Data:
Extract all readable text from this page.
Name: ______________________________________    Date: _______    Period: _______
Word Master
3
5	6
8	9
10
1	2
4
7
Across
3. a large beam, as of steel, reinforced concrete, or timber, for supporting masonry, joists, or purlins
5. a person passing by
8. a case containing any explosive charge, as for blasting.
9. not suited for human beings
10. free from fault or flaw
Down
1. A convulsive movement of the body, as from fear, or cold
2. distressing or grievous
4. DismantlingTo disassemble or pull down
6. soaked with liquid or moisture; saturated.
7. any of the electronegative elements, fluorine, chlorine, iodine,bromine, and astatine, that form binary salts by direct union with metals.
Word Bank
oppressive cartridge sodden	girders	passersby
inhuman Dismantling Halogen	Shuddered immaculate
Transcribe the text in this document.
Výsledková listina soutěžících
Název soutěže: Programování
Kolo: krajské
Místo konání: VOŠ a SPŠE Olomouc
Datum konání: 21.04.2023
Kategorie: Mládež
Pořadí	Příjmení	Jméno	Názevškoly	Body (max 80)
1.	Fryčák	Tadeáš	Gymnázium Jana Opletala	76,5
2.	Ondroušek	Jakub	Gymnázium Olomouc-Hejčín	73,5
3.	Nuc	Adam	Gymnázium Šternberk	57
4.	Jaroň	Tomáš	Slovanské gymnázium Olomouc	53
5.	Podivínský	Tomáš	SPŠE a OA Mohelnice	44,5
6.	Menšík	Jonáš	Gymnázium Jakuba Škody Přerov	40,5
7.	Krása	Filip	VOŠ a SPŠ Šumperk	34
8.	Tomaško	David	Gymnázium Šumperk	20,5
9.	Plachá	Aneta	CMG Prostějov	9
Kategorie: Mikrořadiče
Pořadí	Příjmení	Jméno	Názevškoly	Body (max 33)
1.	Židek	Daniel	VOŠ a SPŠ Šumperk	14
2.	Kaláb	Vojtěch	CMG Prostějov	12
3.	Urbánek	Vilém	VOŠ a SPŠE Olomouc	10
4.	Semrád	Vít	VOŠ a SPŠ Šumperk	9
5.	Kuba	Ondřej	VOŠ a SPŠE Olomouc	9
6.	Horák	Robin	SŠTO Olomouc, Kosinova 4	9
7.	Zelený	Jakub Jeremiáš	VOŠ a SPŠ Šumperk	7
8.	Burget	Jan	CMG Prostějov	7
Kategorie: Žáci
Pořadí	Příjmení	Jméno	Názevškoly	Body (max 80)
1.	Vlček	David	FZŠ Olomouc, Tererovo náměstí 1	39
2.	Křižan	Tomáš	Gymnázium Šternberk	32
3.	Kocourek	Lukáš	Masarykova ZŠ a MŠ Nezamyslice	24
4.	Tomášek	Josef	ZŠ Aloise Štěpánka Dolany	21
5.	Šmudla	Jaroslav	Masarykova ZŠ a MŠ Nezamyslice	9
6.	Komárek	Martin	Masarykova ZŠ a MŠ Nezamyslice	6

Directions for this task:
Exactly as shown, repeat every record.

Output for this task:
Extract all readable text from this page.
Name: ______________________________________    Date: _______    Period: _______
Word Master
3
5	6
8	9
10
1	2
4
7
Across
3. a large beam, as of steel, reinforced concrete, or timber, for supporting masonry, joists, or purlins
5. a person passing by
8. a case containing any explosive charge, as for blasting.
9. not suited for human beings
10. free from fault or flaw
Down
1. A convulsive movement of the body, as from fear, or cold
2. distressing or grievous
4. DismantlingTo disassemble or pull down
6. soaked with liquid or moisture; saturated.
7. any of the electronegative elements, fluorine, chlorine, iodine,bromine, and astatine, that form binary salts by direct union with metals.
Word Bank
oppressive cartridge sodden	girders	passersby
inhuman Dismantling Halogen	Shuddered immaculate
Transcribe the text in this document.
Výsledková listina soutěžících
Název soutěže: Programování
Kolo: krajské
Místo konání: VOŠ a SPŠE Olomouc
Datum konání: 21.04.2023
Kategorie: Mládež
Pořadí	Příjmení	Jméno	Názevškoly	Body (max 80)
1.	Fryčák	Tadeáš	Gymnázium Jana Opletala	76,5
2.	Ondroušek	Jakub	Gymnázium Olomouc-Hejčín	73,5
3.	Nuc	Adam	Gymnázium Šternberk	57
4.	Jaroň	Tomáš	Slovanské gymnázium Olomouc	53
5.	Podivínský	Tomáš	SPŠE a OA Mohelnice	44,5
6.	Menšík	Jonáš	Gymnázium Jakuba Škody Přerov	40,5
7.	Krása	Filip	VOŠ a SPŠ Šumperk	34
8.	Tomaško	David	Gymnázium Šumperk	20,5
9.	Plachá	Aneta	CMG Prostějov	9
Kategorie: Mikrořadiče
Pořadí	Příjmení	Jméno	Názevškoly	Body (max 33)
1.	Židek	Daniel	VOŠ a SPŠ Šumperk	14
2.	Kaláb	Vojtěch	CMG Prostějov	12
3.	Urbánek	Vilém	VOŠ a SPŠE Olomouc	10
4.	Semrád	Vít	VOŠ a SPŠ Šumperk	9
5.	Kuba	Ondřej	VOŠ a SPŠE Olomouc	9
6.	Horák	Robin	SŠTO Olomouc, Kosinova 4	9
7.	Zelený	Jakub Jeremiáš	VOŠ a SPŠ Šumperk	7
8.	Burget	Jan	CMG Prostějov	7
Kategorie: Žáci
Pořadí	Příjmení	Jméno	Názevškoly	Body (max 80)
1.	Vlček	David	FZŠ Olomouc, Tererovo náměstí 1	39
2.	Křižan	Tomáš	Gymnázium Šternberk	32
3.	Kocourek	Lukáš	Masarykova ZŠ a MŠ Nezamyslice	24
4.	Tomášek	Josef	ZŠ Aloise Štěpánka Dolany	21
5.	Šmudla	Jaroslav	Masarykova ZŠ a MŠ Nezamyslice	9
6.	Komárek	Martin	Masarykova ZŠ a MŠ Nezamyslice	6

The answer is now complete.